What the exercise asks:
Reproduce the listing exactly, with no pictures in your copy.
## Begin
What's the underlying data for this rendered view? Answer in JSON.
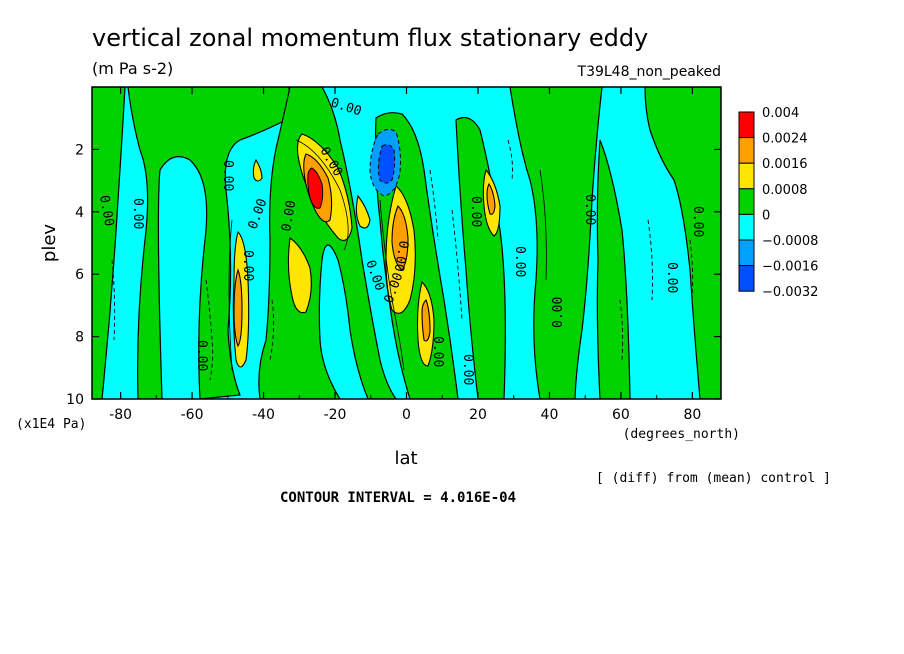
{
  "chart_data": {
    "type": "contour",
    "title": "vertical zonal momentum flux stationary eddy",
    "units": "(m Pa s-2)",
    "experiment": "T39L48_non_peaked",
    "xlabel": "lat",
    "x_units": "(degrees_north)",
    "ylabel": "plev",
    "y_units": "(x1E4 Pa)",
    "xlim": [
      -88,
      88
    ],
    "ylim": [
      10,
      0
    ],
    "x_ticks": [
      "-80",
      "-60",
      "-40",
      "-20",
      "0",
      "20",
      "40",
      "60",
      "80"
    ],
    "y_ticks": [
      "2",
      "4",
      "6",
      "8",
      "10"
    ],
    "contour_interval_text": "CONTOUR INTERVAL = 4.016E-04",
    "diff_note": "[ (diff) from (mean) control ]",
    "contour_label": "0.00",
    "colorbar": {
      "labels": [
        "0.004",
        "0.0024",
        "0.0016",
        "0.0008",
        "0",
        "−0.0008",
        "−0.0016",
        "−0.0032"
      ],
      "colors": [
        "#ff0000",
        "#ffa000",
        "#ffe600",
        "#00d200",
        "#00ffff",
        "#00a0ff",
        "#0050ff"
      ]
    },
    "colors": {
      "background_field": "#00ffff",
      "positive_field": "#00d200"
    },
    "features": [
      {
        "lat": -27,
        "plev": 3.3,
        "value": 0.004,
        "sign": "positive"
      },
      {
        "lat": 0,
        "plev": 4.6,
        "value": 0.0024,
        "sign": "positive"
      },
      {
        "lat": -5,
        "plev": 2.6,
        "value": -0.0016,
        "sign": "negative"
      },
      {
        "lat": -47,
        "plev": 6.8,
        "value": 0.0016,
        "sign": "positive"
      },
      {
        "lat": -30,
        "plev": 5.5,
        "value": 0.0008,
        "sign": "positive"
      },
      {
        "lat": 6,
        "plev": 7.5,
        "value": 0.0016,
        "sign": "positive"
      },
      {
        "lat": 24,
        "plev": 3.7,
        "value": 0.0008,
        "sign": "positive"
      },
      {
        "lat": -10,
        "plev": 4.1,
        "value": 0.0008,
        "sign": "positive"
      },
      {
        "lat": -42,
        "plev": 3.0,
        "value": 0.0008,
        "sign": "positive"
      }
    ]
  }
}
## End
Answer for this exercise:
What's the underlying data for this rendered view? Answer in JSON.
{
  "chart_data": {
    "type": "contour",
    "title": "vertical zonal momentum flux stationary eddy",
    "units": "(m Pa s-2)",
    "experiment": "T39L48_non_peaked",
    "xlabel": "lat",
    "x_units": "(degrees_north)",
    "ylabel": "plev",
    "y_units": "(x1E4 Pa)",
    "xlim": [
      -88,
      88
    ],
    "ylim": [
      10,
      0
    ],
    "x_ticks": [
      "-80",
      "-60",
      "-40",
      "-20",
      "0",
      "20",
      "40",
      "60",
      "80"
    ],
    "y_ticks": [
      "2",
      "4",
      "6",
      "8",
      "10"
    ],
    "contour_interval_text": "CONTOUR INTERVAL = 4.016E-04",
    "diff_note": "[ (diff) from (mean) control ]",
    "contour_label": "0.00",
    "colorbar": {
      "labels": [
        "0.004",
        "0.0024",
        "0.0016",
        "0.0008",
        "0",
        "−0.0008",
        "−0.0016",
        "−0.0032"
      ],
      "colors": [
        "#ff0000",
        "#ffa000",
        "#ffe600",
        "#00d200",
        "#00ffff",
        "#00a0ff",
        "#0050ff"
      ]
    },
    "colors": {
      "background_field": "#00ffff",
      "positive_field": "#00d200"
    },
    "features": [
      {
        "lat": -27,
        "plev": 3.3,
        "value": 0.004,
        "sign": "positive"
      },
      {
        "lat": 0,
        "plev": 4.6,
        "value": 0.0024,
        "sign": "positive"
      },
      {
        "lat": -5,
        "plev": 2.6,
        "value": -0.0016,
        "sign": "negative"
      },
      {
        "lat": -47,
        "plev": 6.8,
        "value": 0.0016,
        "sign": "positive"
      },
      {
        "lat": -30,
        "plev": 5.5,
        "value": 0.0008,
        "sign": "positive"
      },
      {
        "lat": 6,
        "plev": 7.5,
        "value": 0.0016,
        "sign": "positive"
      },
      {
        "lat": 24,
        "plev": 3.7,
        "value": 0.0008,
        "sign": "positive"
      },
      {
        "lat": -10,
        "plev": 4.1,
        "value": 0.0008,
        "sign": "positive"
      },
      {
        "lat": -42,
        "plev": 3.0,
        "value": 0.0008,
        "sign": "positive"
      }
    ]
  }
}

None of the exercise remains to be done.